In 750 CE, turmoil and violence engulfed the city of Damascus, then the seat of the Umayyad caliphate. The Arab rulers of the ‘first dynasty of Islam’ had been challenged by various groups of ‘piety-minded’ Muslims who asserted that the Umayyad elite had betrayed their responsibilities as successors to the leadership of the Prophet Muḥammad over the community that he had established a century earlier – choosing, as their critics argued, to privilege Arab clan lineage over pious rectitude as the standard of legitimacy. As a result, military forces under the control of the ascendant ʿAbbāsids brought together a coalition of disaffected segments from an increasingly diverse Islamic empire to overthrow the Umayyads. Political and religious authority would subsequently shift, with the ʿAbbāsid family claiming the mantle of caliphal authority and moving their capital out of Damascus to the newly constructed city of Baghdad.

## [Provided data]
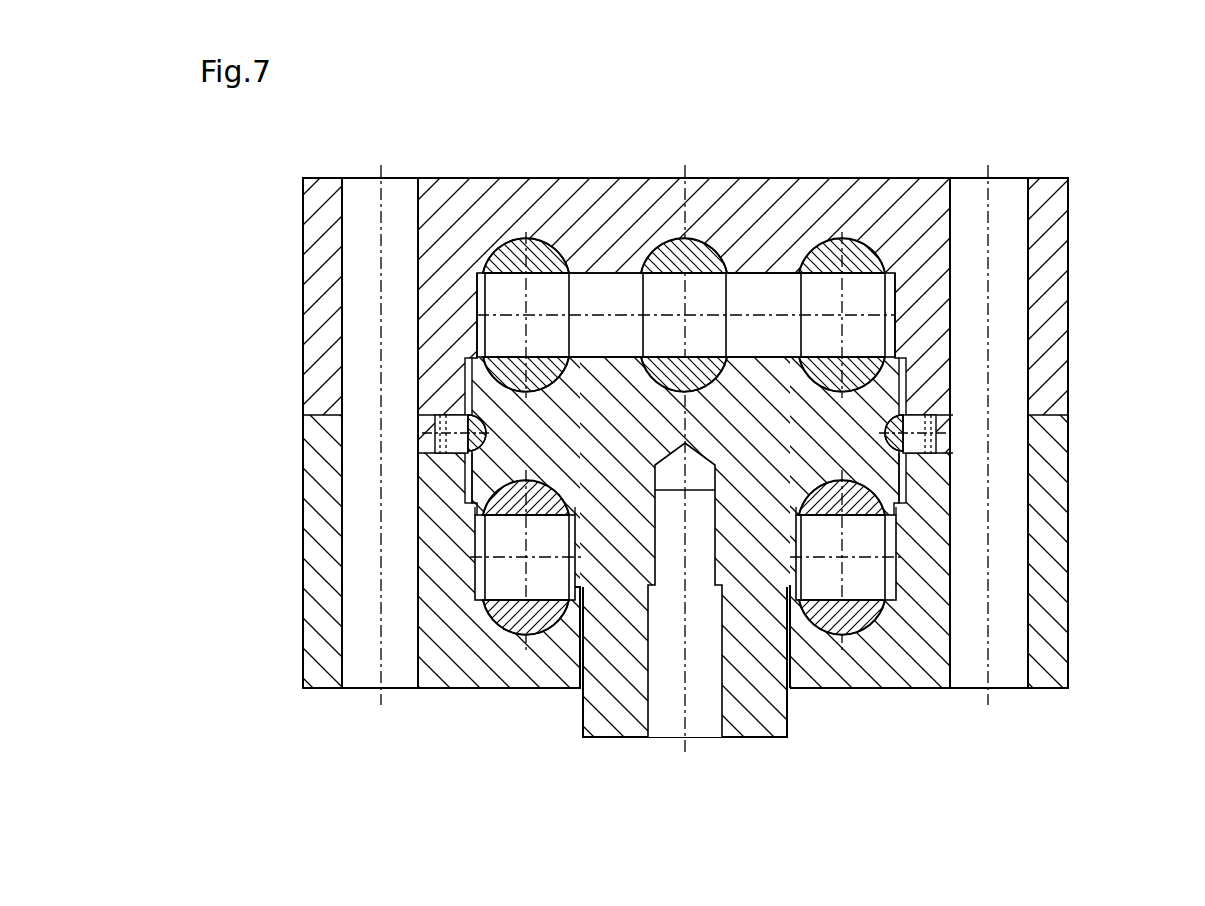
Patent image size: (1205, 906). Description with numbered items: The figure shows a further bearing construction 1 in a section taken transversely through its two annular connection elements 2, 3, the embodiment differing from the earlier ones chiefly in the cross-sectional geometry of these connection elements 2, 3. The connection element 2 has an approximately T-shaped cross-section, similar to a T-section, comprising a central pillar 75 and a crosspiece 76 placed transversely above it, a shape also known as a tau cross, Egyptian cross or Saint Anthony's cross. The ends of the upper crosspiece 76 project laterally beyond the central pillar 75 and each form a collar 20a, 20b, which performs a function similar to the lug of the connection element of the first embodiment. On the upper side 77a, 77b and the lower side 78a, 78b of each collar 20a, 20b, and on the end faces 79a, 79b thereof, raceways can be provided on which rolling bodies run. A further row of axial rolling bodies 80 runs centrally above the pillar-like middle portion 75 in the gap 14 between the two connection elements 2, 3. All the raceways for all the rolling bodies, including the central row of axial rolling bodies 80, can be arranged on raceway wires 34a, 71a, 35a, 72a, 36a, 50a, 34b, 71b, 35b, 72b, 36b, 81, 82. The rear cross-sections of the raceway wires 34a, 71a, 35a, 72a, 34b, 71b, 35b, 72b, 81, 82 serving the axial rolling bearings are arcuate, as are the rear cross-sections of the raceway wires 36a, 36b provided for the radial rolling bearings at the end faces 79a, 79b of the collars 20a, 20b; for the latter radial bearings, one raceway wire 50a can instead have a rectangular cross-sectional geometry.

The bearing construction 1 is at (782, 80).
The connection element 2 is at (618, 697).
The connection element 3 is at (930, 200).
The gap 14 is at (597, 290).
The collar 20a is at (482, 462).
The collar 20b is at (889, 462).
The raceway wire 34a is at (543, 393).
The raceway wire 34b is at (812, 380).
The raceway wire 35a is at (535, 497).
The raceway wire 35b is at (812, 497).
The raceway wire 36a is at (447, 422).
The raceway wire 36b is at (924, 422).
The raceway wire 50a is at (478, 432).
The raceway wire 71a is at (558, 252).
The raceway wire 71b is at (855, 230).
The raceway wire 72a is at (542, 617).
The raceway wire 72b is at (855, 610).
The central pillar 75 is at (748, 683).
The crosspiece 76 is at (762, 300).
The upper side of collar 77a is at (474, 352).
The upper side of collar 77b is at (897, 352).
The lower side of collar 78a is at (478, 535).
The lower side of collar 78b is at (893, 535).
The end face of collar 79a is at (470, 392).
The end face of collar 79b is at (903, 392).
The axial rolling bodies 80 is at (693, 290).
The raceway wire 81 is at (633, 400).
The raceway wire 82 is at (710, 240).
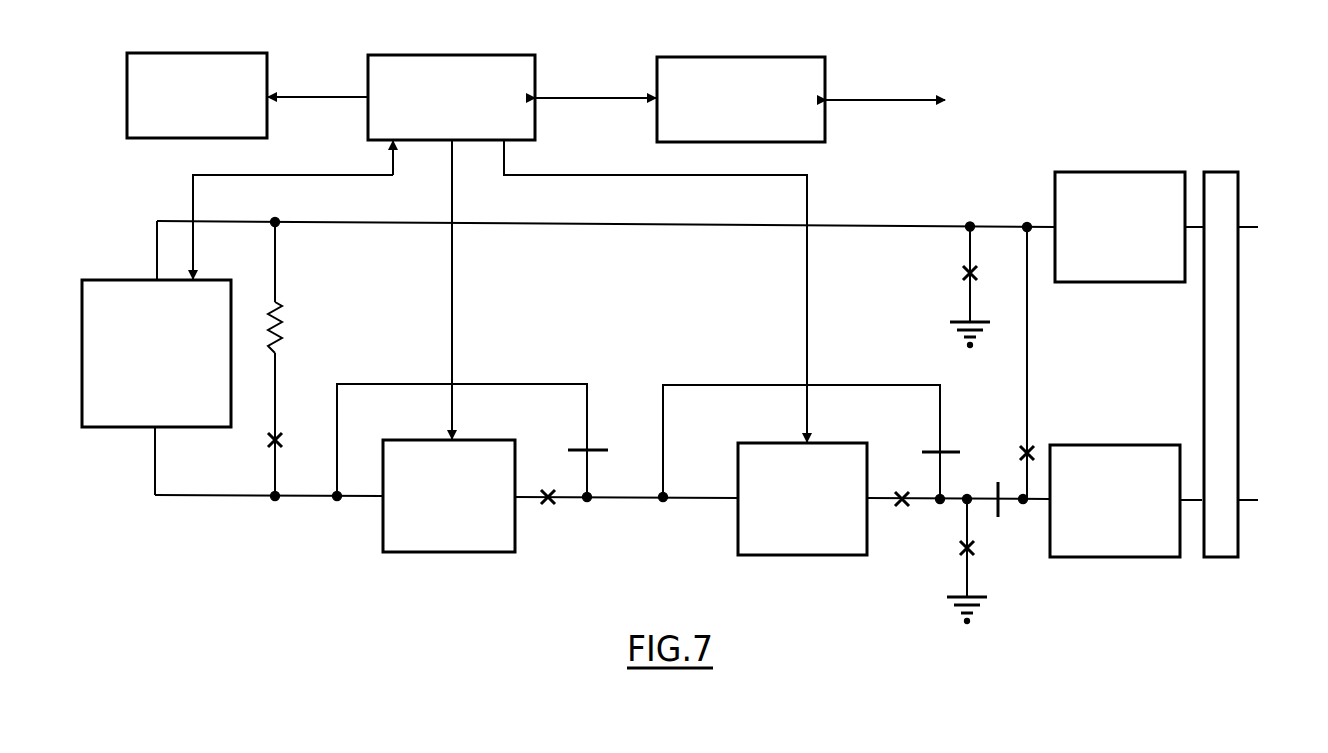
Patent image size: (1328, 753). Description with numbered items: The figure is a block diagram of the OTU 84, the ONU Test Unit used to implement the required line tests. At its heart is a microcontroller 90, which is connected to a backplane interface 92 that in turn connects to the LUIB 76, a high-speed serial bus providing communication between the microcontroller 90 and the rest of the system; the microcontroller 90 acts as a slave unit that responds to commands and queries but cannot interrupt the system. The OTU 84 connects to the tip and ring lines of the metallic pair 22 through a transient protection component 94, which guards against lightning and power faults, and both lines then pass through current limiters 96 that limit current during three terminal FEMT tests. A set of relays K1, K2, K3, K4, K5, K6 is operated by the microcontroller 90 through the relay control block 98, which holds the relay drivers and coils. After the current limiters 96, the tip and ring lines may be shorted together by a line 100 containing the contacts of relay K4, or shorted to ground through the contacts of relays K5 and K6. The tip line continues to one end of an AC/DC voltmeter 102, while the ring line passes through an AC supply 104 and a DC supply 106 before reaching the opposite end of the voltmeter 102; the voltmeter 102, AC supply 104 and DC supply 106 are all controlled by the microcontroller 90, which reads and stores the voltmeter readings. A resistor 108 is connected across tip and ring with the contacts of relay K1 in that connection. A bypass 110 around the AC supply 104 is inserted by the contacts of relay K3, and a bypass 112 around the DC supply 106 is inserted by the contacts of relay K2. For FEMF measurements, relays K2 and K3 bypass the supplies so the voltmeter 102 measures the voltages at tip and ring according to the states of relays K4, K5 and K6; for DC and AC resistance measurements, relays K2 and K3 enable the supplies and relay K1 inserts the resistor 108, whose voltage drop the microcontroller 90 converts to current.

The OTU 84 is at (622, 55).
The relay control block 98 is at (127, 84).
The microcontroller 90 is at (437, 136).
The backplane interface 92 is at (728, 138).
The LUIB 76 is at (857, 101).
The AC/DC voltmeter 102 is at (135, 408).
The resistor 108 is at (282, 310).
The bypass 112 is at (503, 384).
The DC supply 106 is at (467, 535).
The bypass 110 is at (853, 385).
The AC supply 104 is at (783, 538).
The line 100 is at (1027, 350).
The current limiters 96 is at (1085, 172).
The transient protection component 94 is at (1240, 350).
The metallic pair 22 is at (1258, 229).
The relay K1 is at (293, 462).
The relay K2 is at (549, 484).
The relay K3 is at (900, 486).
The relay K4 is at (1008, 453).
The relay K5 is at (981, 287).
The relay K6 is at (978, 561).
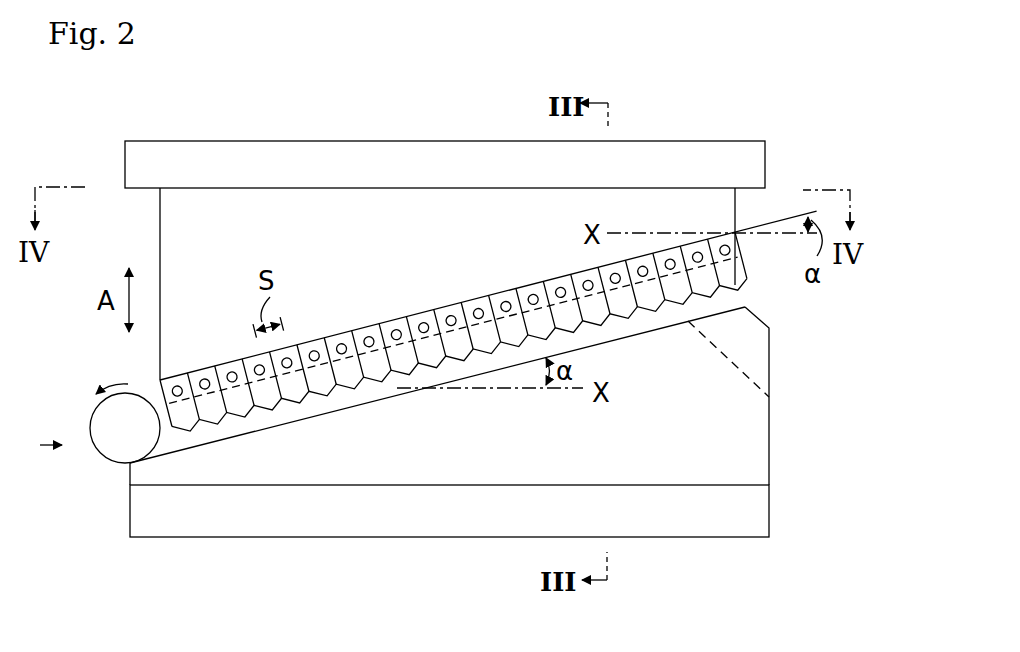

## [What the task asks]
Answer these questions using the text on the fall of the Umayyad caliphate:
1. In what year did turmoil and violence engulf Damascus?
2. Which family's military forces brought together the coalition that overthrew the Umayyads?
3. To which city was the capital moved after the change in authority?

## [Response for this exercise]
1. 750 CE
2. The ʿAbbāsids
3. Baghdad